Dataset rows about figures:
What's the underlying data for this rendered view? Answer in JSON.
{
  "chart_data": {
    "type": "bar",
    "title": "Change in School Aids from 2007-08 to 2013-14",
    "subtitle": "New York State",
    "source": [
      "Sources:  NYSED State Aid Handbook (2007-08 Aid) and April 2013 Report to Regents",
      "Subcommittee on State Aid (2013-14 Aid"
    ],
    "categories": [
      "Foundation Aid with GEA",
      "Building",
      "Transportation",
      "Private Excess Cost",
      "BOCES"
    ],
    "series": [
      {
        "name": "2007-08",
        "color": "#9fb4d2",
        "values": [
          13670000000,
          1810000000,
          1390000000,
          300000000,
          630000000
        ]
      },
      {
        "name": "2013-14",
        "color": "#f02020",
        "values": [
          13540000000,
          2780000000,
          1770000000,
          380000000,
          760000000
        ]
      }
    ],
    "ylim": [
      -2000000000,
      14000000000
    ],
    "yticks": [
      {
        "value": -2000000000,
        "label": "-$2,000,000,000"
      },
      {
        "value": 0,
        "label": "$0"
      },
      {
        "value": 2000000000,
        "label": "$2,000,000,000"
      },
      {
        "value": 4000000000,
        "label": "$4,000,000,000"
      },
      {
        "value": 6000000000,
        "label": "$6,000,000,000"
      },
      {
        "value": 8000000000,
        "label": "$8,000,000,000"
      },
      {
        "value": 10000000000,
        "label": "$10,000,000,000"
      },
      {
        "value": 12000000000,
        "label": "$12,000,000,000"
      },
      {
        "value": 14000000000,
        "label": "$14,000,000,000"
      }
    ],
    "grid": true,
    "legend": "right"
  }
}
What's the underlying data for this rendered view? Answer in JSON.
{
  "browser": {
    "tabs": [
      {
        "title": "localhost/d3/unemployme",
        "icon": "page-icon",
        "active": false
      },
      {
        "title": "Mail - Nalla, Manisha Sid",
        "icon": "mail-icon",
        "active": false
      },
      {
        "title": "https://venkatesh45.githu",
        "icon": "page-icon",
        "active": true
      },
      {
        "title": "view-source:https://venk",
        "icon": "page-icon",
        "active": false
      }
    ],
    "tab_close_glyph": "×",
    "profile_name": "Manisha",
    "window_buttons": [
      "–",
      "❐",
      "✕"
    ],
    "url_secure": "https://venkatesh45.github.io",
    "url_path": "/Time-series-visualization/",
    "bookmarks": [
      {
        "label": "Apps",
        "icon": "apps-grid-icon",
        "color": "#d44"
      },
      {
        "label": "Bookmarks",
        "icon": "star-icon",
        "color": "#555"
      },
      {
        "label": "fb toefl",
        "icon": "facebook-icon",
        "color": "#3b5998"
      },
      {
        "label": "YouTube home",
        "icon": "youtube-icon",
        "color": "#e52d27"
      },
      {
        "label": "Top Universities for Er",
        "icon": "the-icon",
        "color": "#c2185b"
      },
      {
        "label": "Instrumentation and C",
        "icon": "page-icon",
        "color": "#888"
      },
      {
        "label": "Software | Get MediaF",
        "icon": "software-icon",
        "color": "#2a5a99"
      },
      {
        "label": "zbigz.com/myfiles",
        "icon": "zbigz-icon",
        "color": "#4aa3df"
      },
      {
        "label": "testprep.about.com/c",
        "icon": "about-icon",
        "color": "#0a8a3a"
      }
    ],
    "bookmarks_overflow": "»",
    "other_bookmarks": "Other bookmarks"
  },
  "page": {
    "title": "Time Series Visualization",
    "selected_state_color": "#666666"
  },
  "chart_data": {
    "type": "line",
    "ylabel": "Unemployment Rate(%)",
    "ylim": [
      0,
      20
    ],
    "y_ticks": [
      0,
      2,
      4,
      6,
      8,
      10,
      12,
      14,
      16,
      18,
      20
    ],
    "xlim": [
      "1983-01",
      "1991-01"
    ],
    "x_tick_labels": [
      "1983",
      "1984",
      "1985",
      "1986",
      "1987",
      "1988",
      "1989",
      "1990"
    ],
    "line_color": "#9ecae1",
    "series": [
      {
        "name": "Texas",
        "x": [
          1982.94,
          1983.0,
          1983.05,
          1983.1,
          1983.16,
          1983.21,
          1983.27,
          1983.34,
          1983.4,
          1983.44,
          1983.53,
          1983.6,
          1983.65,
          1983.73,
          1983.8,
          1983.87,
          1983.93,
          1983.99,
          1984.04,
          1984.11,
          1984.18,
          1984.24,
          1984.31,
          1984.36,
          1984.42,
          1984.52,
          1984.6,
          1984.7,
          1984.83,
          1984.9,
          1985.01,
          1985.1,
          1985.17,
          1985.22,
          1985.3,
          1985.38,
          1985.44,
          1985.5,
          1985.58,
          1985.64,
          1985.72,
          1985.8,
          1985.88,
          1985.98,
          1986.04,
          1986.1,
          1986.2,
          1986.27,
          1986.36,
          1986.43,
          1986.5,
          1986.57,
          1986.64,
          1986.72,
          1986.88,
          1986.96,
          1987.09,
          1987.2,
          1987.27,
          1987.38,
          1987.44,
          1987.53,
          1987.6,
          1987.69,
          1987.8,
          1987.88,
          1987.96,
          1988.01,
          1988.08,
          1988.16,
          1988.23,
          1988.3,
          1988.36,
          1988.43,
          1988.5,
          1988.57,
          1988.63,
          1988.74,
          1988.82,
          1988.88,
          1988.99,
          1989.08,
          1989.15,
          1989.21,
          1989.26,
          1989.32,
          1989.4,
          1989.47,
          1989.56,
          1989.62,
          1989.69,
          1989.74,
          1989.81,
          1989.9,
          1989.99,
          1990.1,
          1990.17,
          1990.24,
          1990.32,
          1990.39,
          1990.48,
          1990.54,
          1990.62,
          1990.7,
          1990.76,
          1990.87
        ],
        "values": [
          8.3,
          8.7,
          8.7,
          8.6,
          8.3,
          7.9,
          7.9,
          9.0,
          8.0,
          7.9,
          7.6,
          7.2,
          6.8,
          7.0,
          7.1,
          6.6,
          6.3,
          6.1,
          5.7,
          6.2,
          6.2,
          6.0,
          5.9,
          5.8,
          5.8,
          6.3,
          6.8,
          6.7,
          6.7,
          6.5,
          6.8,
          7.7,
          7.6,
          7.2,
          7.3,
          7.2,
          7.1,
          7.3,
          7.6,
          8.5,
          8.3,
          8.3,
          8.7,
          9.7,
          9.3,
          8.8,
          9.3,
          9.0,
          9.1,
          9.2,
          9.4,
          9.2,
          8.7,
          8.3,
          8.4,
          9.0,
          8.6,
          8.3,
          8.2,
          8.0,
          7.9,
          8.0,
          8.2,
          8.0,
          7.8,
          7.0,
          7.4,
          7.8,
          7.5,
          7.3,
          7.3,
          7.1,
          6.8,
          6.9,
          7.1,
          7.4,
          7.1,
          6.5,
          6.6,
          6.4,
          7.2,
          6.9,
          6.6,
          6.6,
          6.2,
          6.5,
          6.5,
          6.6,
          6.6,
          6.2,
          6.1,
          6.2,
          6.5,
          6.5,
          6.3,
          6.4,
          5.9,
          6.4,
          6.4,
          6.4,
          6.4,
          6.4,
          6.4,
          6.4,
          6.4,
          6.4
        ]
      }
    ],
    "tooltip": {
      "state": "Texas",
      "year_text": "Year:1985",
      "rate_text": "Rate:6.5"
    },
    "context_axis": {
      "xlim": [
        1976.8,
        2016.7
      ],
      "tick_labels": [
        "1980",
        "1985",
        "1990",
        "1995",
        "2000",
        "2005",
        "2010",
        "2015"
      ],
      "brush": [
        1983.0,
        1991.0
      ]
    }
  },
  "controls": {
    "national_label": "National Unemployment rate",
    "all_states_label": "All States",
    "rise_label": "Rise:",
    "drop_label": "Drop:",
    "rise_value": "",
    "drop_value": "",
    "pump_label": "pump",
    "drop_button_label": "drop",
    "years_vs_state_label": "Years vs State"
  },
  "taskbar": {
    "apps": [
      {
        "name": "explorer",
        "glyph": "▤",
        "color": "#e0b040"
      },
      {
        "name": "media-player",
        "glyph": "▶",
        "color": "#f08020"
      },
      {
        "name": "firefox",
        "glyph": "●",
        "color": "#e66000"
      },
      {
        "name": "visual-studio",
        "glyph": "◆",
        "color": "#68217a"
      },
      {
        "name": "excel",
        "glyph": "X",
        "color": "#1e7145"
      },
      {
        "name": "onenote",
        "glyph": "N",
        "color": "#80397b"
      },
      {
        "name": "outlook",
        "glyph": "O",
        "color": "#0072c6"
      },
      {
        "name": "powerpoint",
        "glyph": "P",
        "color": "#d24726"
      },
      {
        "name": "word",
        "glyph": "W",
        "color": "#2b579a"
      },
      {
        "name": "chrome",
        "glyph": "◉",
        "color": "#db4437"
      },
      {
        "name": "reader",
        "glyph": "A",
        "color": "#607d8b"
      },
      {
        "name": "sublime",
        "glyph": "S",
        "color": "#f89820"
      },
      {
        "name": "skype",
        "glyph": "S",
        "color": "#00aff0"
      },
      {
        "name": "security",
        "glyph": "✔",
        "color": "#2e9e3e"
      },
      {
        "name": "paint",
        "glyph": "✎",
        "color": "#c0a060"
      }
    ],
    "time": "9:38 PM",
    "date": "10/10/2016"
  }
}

Exercise details
Return every line containing "Manisha".

Task answer
        "title": "Mail - Nalla, Manisha Sid",
    "profile_name": "Manisha",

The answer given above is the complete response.